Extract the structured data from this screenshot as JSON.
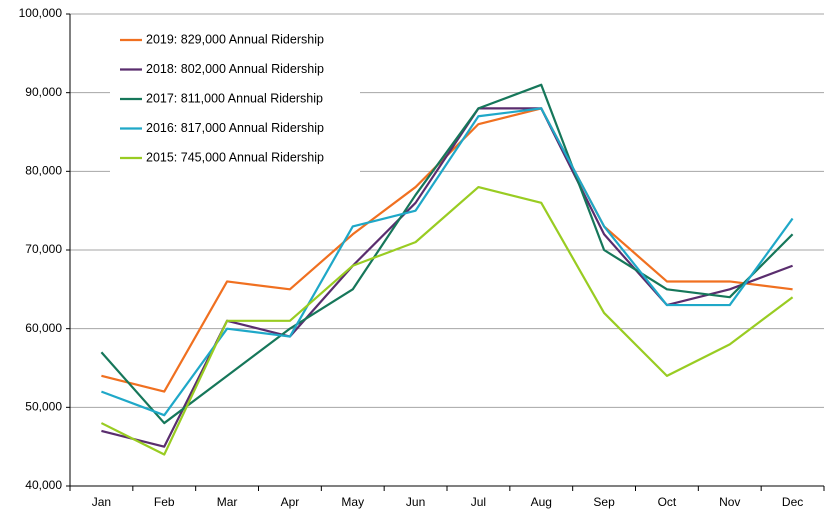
{
  "chart_data": {
    "type": "line",
    "categories": [
      "Jan",
      "Feb",
      "Mar",
      "Apr",
      "May",
      "Jun",
      "Jul",
      "Aug",
      "Sep",
      "Oct",
      "Nov",
      "Dec"
    ],
    "series": [
      {
        "name": "2019: 829,000 Annual Ridership",
        "color": "#f07020",
        "values": [
          54000,
          52000,
          66000,
          65000,
          72000,
          78000,
          86000,
          88000,
          73000,
          66000,
          66000,
          65000
        ]
      },
      {
        "name": "2018: 802,000 Annual Ridership",
        "color": "#5a2d6e",
        "values": [
          47000,
          45000,
          61000,
          59000,
          68000,
          76000,
          88000,
          88000,
          72000,
          63000,
          65000,
          68000
        ]
      },
      {
        "name": "2017: 811,000 Annual Ridership",
        "color": "#16775a",
        "values": [
          57000,
          48000,
          54000,
          60000,
          65000,
          77000,
          88000,
          91000,
          70000,
          65000,
          64000,
          72000
        ]
      },
      {
        "name": "2016: 817,000 Annual Ridership",
        "color": "#1fa8c8",
        "values": [
          52000,
          49000,
          60000,
          59000,
          73000,
          75000,
          87000,
          88000,
          73000,
          63000,
          63000,
          74000
        ]
      },
      {
        "name": "2015: 745,000 Annual Ridership",
        "color": "#99cc22",
        "values": [
          48000,
          44000,
          61000,
          61000,
          68000,
          71000,
          78000,
          76000,
          62000,
          54000,
          58000,
          64000
        ]
      }
    ],
    "ylim": [
      40000,
      100000
    ],
    "yticks": [
      {
        "value": 40000,
        "label": "40,000"
      },
      {
        "value": 50000,
        "label": "50,000"
      },
      {
        "value": 60000,
        "label": "60,000"
      },
      {
        "value": 70000,
        "label": "70,000"
      },
      {
        "value": 80000,
        "label": "80,000"
      },
      {
        "value": 90000,
        "label": "90,000"
      },
      {
        "value": 100000,
        "label": "100,000"
      }
    ],
    "grid": true,
    "legend": "upper left"
  }
}
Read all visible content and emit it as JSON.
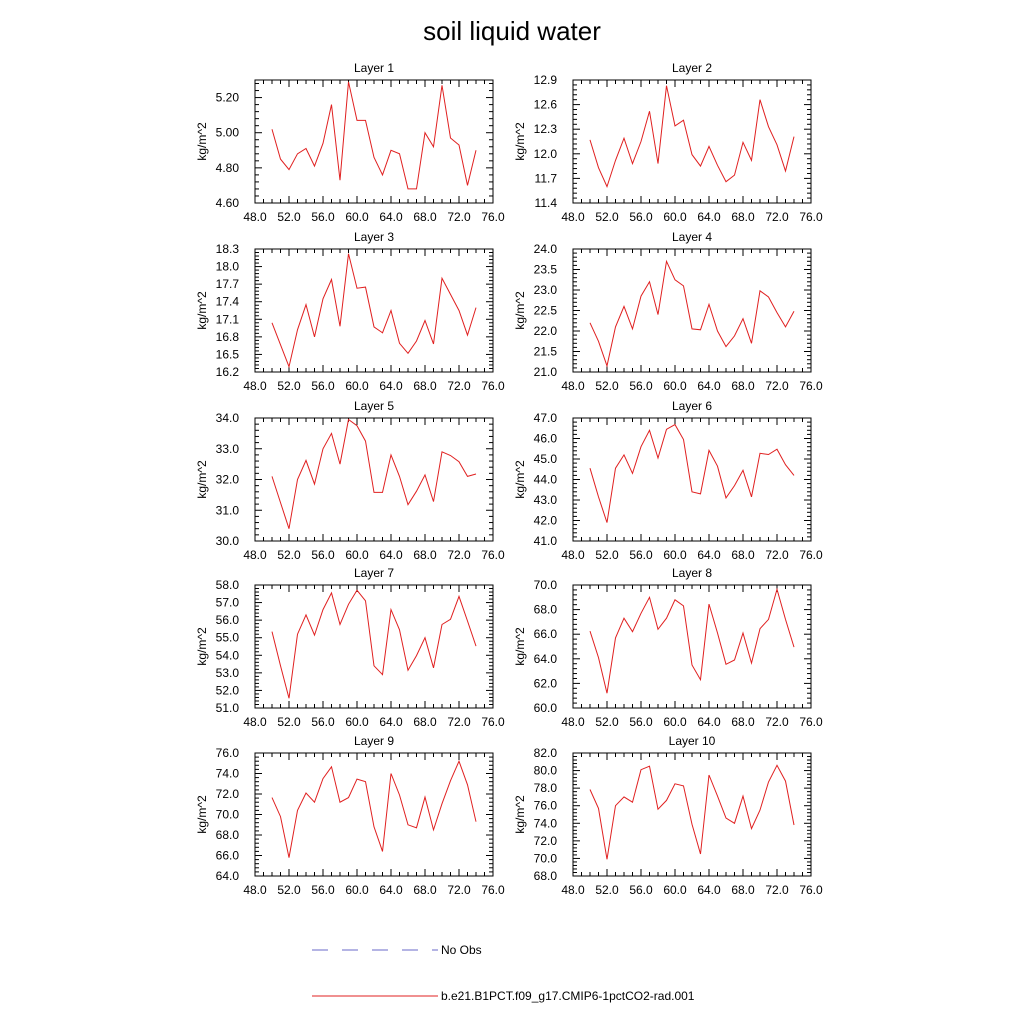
{
  "figure": {
    "title": "soil liquid water",
    "legend": [
      {
        "label": "No Obs",
        "color": "#6a6ac8",
        "style": "dashed"
      },
      {
        "label": "b.e21.B1PCT.f09_g17.CMIP6-1pctCO2-rad.001",
        "color": "#e02020",
        "style": "solid"
      }
    ]
  },
  "chart_data": [
    {
      "type": "line",
      "title": "Layer 1",
      "ylabel": "kg/m^2",
      "xlim": [
        48,
        76
      ],
      "ylim": [
        4.6,
        5.3
      ],
      "xticks": [
        48,
        52,
        56,
        60,
        64,
        68,
        72,
        76
      ],
      "xtick_labels": [
        "48.0",
        "52.0",
        "56.0",
        "60.0",
        "64.0",
        "68.0",
        "72.0",
        "76.0"
      ],
      "yticks": [
        4.6,
        4.8,
        5.0,
        5.2
      ],
      "ytick_labels": [
        "4.60",
        "4.80",
        "5.00",
        "5.20"
      ],
      "series": [
        {
          "color": "#e02020",
          "x": [
            50,
            51,
            52,
            53,
            54,
            55,
            56,
            57,
            58,
            59,
            60,
            61,
            62,
            63,
            64,
            65,
            66,
            67,
            68,
            69,
            70,
            71,
            72,
            73,
            74
          ],
          "values": [
            5.02,
            4.85,
            4.79,
            4.88,
            4.91,
            4.81,
            4.94,
            5.16,
            4.73,
            5.29,
            5.07,
            5.07,
            4.86,
            4.76,
            4.9,
            4.88,
            4.68,
            4.68,
            5.0,
            4.92,
            5.27,
            4.97,
            4.93,
            4.7,
            4.9
          ]
        }
      ]
    },
    {
      "type": "line",
      "title": "Layer 2",
      "ylabel": "kg/m^2",
      "xlim": [
        48,
        76
      ],
      "ylim": [
        11.4,
        12.9
      ],
      "xticks": [
        48,
        52,
        56,
        60,
        64,
        68,
        72,
        76
      ],
      "xtick_labels": [
        "48.0",
        "52.0",
        "56.0",
        "60.0",
        "64.0",
        "68.0",
        "72.0",
        "76.0"
      ],
      "yticks": [
        11.4,
        11.7,
        12.0,
        12.3,
        12.6,
        12.9
      ],
      "ytick_labels": [
        "11.4",
        "11.7",
        "12.0",
        "12.3",
        "12.6",
        "12.9"
      ],
      "series": [
        {
          "color": "#e02020",
          "x": [
            50,
            51,
            52,
            53,
            54,
            55,
            56,
            57,
            58,
            59,
            60,
            61,
            62,
            63,
            64,
            65,
            66,
            67,
            68,
            69,
            70,
            71,
            72,
            73,
            74
          ],
          "values": [
            12.17,
            11.83,
            11.6,
            11.92,
            12.19,
            11.88,
            12.15,
            12.52,
            11.88,
            12.83,
            12.34,
            12.41,
            11.99,
            11.85,
            12.09,
            11.86,
            11.66,
            11.74,
            12.14,
            11.92,
            12.66,
            12.33,
            12.11,
            11.79,
            12.21
          ]
        }
      ]
    },
    {
      "type": "line",
      "title": "Layer 3",
      "ylabel": "kg/m^2",
      "xlim": [
        48,
        76
      ],
      "ylim": [
        16.2,
        18.3
      ],
      "xticks": [
        48,
        52,
        56,
        60,
        64,
        68,
        72,
        76
      ],
      "xtick_labels": [
        "48.0",
        "52.0",
        "56.0",
        "60.0",
        "64.0",
        "68.0",
        "72.0",
        "76.0"
      ],
      "yticks": [
        16.2,
        16.5,
        16.8,
        17.1,
        17.4,
        17.7,
        18.0,
        18.3
      ],
      "ytick_labels": [
        "16.2",
        "16.5",
        "16.8",
        "17.1",
        "17.4",
        "17.7",
        "18.0",
        "18.3"
      ],
      "series": [
        {
          "color": "#e02020",
          "x": [
            50,
            52,
            53,
            54,
            55,
            56,
            57,
            58,
            59,
            60,
            61,
            62,
            63,
            64,
            65,
            66,
            67,
            68,
            69,
            70,
            72,
            73,
            74
          ],
          "values": [
            17.04,
            16.29,
            16.92,
            17.35,
            16.8,
            17.45,
            17.78,
            16.98,
            18.22,
            17.63,
            17.65,
            16.97,
            16.87,
            17.25,
            16.69,
            16.52,
            16.73,
            17.08,
            16.68,
            17.8,
            17.25,
            16.83,
            17.3
          ]
        }
      ]
    },
    {
      "type": "line",
      "title": "Layer 4",
      "ylabel": "kg/m^2",
      "xlim": [
        48,
        76
      ],
      "ylim": [
        21.0,
        24.0
      ],
      "xticks": [
        48,
        52,
        56,
        60,
        64,
        68,
        72,
        76
      ],
      "xtick_labels": [
        "48.0",
        "52.0",
        "56.0",
        "60.0",
        "64.0",
        "68.0",
        "72.0",
        "76.0"
      ],
      "yticks": [
        21.0,
        21.5,
        22.0,
        22.5,
        23.0,
        23.5,
        24.0
      ],
      "ytick_labels": [
        "21.0",
        "21.5",
        "22.0",
        "22.5",
        "23.0",
        "23.5",
        "24.0"
      ],
      "series": [
        {
          "color": "#e02020",
          "x": [
            50,
            51,
            52,
            53,
            54,
            55,
            56,
            57,
            58,
            59,
            60,
            61,
            62,
            63,
            64,
            65,
            66,
            67,
            68,
            69,
            70,
            71,
            72,
            73,
            74
          ],
          "values": [
            22.2,
            21.75,
            21.15,
            22.1,
            22.6,
            22.05,
            22.85,
            23.2,
            22.4,
            23.7,
            23.25,
            23.1,
            22.05,
            22.03,
            22.65,
            22.0,
            21.62,
            21.88,
            22.3,
            21.7,
            22.98,
            22.83,
            22.45,
            22.1,
            22.48
          ]
        }
      ]
    },
    {
      "type": "line",
      "title": "Layer 5",
      "ylabel": "kg/m^2",
      "xlim": [
        48,
        76
      ],
      "ylim": [
        30.0,
        34.0
      ],
      "xticks": [
        48,
        52,
        56,
        60,
        64,
        68,
        72,
        76
      ],
      "xtick_labels": [
        "48.0",
        "52.0",
        "56.0",
        "60.0",
        "64.0",
        "68.0",
        "72.0",
        "76.0"
      ],
      "yticks": [
        30.0,
        31.0,
        32.0,
        33.0,
        34.0
      ],
      "ytick_labels": [
        "30.0",
        "31.0",
        "32.0",
        "33.0",
        "34.0"
      ],
      "series": [
        {
          "color": "#e02020",
          "x": [
            50,
            51,
            52,
            53,
            54,
            55,
            56,
            57,
            58,
            59,
            60,
            61,
            62,
            63,
            64,
            65,
            66,
            67,
            68,
            69,
            70,
            71,
            72,
            73,
            74
          ],
          "values": [
            32.1,
            31.25,
            30.4,
            32.0,
            32.62,
            31.85,
            33.0,
            33.5,
            32.5,
            33.95,
            33.75,
            33.25,
            31.58,
            31.58,
            32.8,
            32.1,
            31.18,
            31.62,
            32.15,
            31.28,
            32.9,
            32.78,
            32.58,
            32.1,
            32.18
          ]
        }
      ]
    },
    {
      "type": "line",
      "title": "Layer 6",
      "ylabel": "kg/m^2",
      "xlim": [
        48,
        76
      ],
      "ylim": [
        41.0,
        47.0
      ],
      "xticks": [
        48,
        52,
        56,
        60,
        64,
        68,
        72,
        76
      ],
      "xtick_labels": [
        "48.0",
        "52.0",
        "56.0",
        "60.0",
        "64.0",
        "68.0",
        "72.0",
        "76.0"
      ],
      "yticks": [
        41.0,
        42.0,
        43.0,
        44.0,
        45.0,
        46.0,
        47.0
      ],
      "ytick_labels": [
        "41.0",
        "42.0",
        "43.0",
        "44.0",
        "45.0",
        "46.0",
        "47.0"
      ],
      "series": [
        {
          "color": "#e02020",
          "x": [
            50,
            51,
            52,
            53,
            54,
            55,
            56,
            57,
            58,
            59,
            60,
            61,
            62,
            63,
            64,
            65,
            66,
            67,
            68,
            69,
            70,
            71,
            72,
            73,
            74
          ],
          "values": [
            44.55,
            43.15,
            41.9,
            44.55,
            45.2,
            44.3,
            45.6,
            46.4,
            45.05,
            46.45,
            46.68,
            45.95,
            43.4,
            43.3,
            45.42,
            44.65,
            43.1,
            43.7,
            44.45,
            43.15,
            45.28,
            45.22,
            45.48,
            44.72,
            44.2
          ]
        }
      ]
    },
    {
      "type": "line",
      "title": "Layer 7",
      "ylabel": "kg/m^2",
      "xlim": [
        48,
        76
      ],
      "ylim": [
        51.0,
        58.0
      ],
      "xticks": [
        48,
        52,
        56,
        60,
        64,
        68,
        72,
        76
      ],
      "xtick_labels": [
        "48.0",
        "52.0",
        "56.0",
        "60.0",
        "64.0",
        "68.0",
        "72.0",
        "76.0"
      ],
      "yticks": [
        51.0,
        52.0,
        53.0,
        54.0,
        55.0,
        56.0,
        57.0,
        58.0
      ],
      "ytick_labels": [
        "51.0",
        "52.0",
        "53.0",
        "54.0",
        "55.0",
        "56.0",
        "57.0",
        "58.0"
      ],
      "series": [
        {
          "color": "#e02020",
          "x": [
            50,
            51,
            52,
            53,
            54,
            55,
            56,
            57,
            58,
            59,
            60,
            61,
            62,
            63,
            64,
            65,
            66,
            67,
            68,
            69,
            70,
            71,
            72,
            73,
            74
          ],
          "values": [
            55.35,
            53.4,
            51.55,
            55.2,
            56.3,
            55.15,
            56.6,
            57.55,
            55.75,
            56.9,
            57.7,
            57.1,
            53.4,
            52.9,
            56.6,
            55.45,
            53.15,
            53.98,
            55.0,
            53.28,
            55.75,
            56.05,
            57.35,
            55.95,
            54.52
          ]
        }
      ]
    },
    {
      "type": "line",
      "title": "Layer 8",
      "ylabel": "kg/m^2",
      "xlim": [
        48,
        76
      ],
      "ylim": [
        60.0,
        70.0
      ],
      "xticks": [
        48,
        52,
        56,
        60,
        64,
        68,
        72,
        76
      ],
      "xtick_labels": [
        "48.0",
        "52.0",
        "56.0",
        "60.0",
        "64.0",
        "68.0",
        "72.0",
        "76.0"
      ],
      "yticks": [
        60.0,
        62.0,
        64.0,
        66.0,
        68.0,
        70.0
      ],
      "ytick_labels": [
        "60.0",
        "62.0",
        "64.0",
        "66.0",
        "68.0",
        "70.0"
      ],
      "series": [
        {
          "color": "#e02020",
          "x": [
            50,
            51,
            52,
            53,
            54,
            55,
            56,
            57,
            58,
            59,
            60,
            61,
            62,
            63,
            64,
            65,
            66,
            67,
            68,
            69,
            70,
            71,
            72,
            73,
            74
          ],
          "values": [
            66.25,
            64.1,
            61.2,
            65.7,
            67.3,
            66.2,
            67.7,
            69.0,
            66.4,
            67.3,
            68.8,
            68.3,
            63.5,
            62.3,
            68.45,
            66.1,
            63.55,
            63.9,
            66.1,
            63.65,
            66.45,
            67.2,
            69.65,
            67.2,
            64.95
          ]
        }
      ]
    },
    {
      "type": "line",
      "title": "Layer 9",
      "ylabel": "kg/m^2",
      "xlim": [
        48,
        76
      ],
      "ylim": [
        64.0,
        76.0
      ],
      "xticks": [
        48,
        52,
        56,
        60,
        64,
        68,
        72,
        76
      ],
      "xtick_labels": [
        "48.0",
        "52.0",
        "56.0",
        "60.0",
        "64.0",
        "68.0",
        "72.0",
        "76.0"
      ],
      "yticks": [
        64.0,
        66.0,
        68.0,
        70.0,
        72.0,
        74.0,
        76.0
      ],
      "ytick_labels": [
        "64.0",
        "66.0",
        "68.0",
        "70.0",
        "72.0",
        "74.0",
        "76.0"
      ],
      "series": [
        {
          "color": "#e02020",
          "x": [
            50,
            51,
            52,
            53,
            54,
            55,
            56,
            57,
            58,
            59,
            60,
            61,
            62,
            63,
            64,
            65,
            66,
            67,
            68,
            69,
            70,
            71,
            72,
            73,
            74
          ],
          "values": [
            71.65,
            69.8,
            65.8,
            70.4,
            72.1,
            71.2,
            73.5,
            74.65,
            71.2,
            71.65,
            73.45,
            73.2,
            68.8,
            66.4,
            74.0,
            71.9,
            69.0,
            68.7,
            71.7,
            68.5,
            71.05,
            73.3,
            75.2,
            72.9,
            69.3
          ]
        }
      ]
    },
    {
      "type": "line",
      "title": "Layer 10",
      "ylabel": "kg/m^2",
      "xlim": [
        48,
        76
      ],
      "ylim": [
        68.0,
        82.0
      ],
      "xticks": [
        48,
        52,
        56,
        60,
        64,
        68,
        72,
        76
      ],
      "xtick_labels": [
        "48.0",
        "52.0",
        "56.0",
        "60.0",
        "64.0",
        "68.0",
        "72.0",
        "76.0"
      ],
      "yticks": [
        68.0,
        70.0,
        72.0,
        74.0,
        76.0,
        78.0,
        80.0,
        82.0
      ],
      "ytick_labels": [
        "68.0",
        "70.0",
        "72.0",
        "74.0",
        "76.0",
        "78.0",
        "80.0",
        "82.0"
      ],
      "series": [
        {
          "color": "#e02020",
          "x": [
            50,
            51,
            52,
            53,
            54,
            55,
            56,
            57,
            58,
            59,
            60,
            61,
            62,
            63,
            64,
            65,
            66,
            67,
            68,
            69,
            70,
            71,
            72,
            73,
            74
          ],
          "values": [
            77.85,
            75.7,
            69.9,
            76.0,
            77.0,
            76.4,
            80.1,
            80.5,
            75.6,
            76.6,
            78.5,
            78.25,
            73.9,
            70.5,
            79.5,
            77.1,
            74.6,
            74.0,
            77.1,
            73.4,
            75.5,
            78.7,
            80.6,
            78.8,
            73.8
          ]
        }
      ]
    }
  ]
}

===

→ Directions for this task
Which lines contain "name"? Copy each of them out.

→ Task solution
        "name": "2019: 829,000 Annual Ridership",
        "name": "2018: 802,000 Annual Ridership",
        "name": "2017: 811,000 Annual Ridership",
        "name": "2016: 817,000 Annual Ridership",
        "name": "2015: 745,000 Annual Ridership",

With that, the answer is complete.